**What the task requires**
Wherever a line holds the string "this", copy that line.

**Supplied records**

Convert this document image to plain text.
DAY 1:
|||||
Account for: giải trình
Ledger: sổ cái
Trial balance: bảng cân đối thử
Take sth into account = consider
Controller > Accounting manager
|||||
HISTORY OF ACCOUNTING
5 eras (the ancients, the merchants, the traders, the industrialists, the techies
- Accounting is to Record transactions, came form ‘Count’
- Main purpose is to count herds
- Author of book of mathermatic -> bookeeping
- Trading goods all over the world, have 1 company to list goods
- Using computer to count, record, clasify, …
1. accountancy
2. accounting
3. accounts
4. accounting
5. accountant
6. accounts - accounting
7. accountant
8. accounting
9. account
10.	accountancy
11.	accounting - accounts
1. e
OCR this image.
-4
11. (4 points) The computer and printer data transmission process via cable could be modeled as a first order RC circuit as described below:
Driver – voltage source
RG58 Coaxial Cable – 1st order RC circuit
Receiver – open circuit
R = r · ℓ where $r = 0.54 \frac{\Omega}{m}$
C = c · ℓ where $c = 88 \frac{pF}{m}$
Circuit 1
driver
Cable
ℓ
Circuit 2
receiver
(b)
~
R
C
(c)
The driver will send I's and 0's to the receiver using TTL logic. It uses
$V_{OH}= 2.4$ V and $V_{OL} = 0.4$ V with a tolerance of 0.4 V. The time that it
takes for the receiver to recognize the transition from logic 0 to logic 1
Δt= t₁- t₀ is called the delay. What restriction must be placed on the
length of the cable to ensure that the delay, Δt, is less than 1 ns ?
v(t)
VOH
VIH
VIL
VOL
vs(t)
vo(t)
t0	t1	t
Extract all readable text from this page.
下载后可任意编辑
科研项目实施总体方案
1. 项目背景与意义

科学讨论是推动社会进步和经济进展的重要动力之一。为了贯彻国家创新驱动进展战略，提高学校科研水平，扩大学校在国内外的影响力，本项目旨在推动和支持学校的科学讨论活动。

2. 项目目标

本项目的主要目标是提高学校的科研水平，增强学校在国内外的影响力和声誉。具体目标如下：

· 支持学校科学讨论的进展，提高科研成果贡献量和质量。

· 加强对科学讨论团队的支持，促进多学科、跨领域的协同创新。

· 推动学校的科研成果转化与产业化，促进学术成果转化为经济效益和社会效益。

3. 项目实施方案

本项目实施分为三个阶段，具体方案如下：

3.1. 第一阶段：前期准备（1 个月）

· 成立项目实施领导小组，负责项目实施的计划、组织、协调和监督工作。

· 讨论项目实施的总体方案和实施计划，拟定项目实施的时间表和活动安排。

**Task answer**
Convert this document image to plain text.
OCR this image.
Extract all readable text from this page.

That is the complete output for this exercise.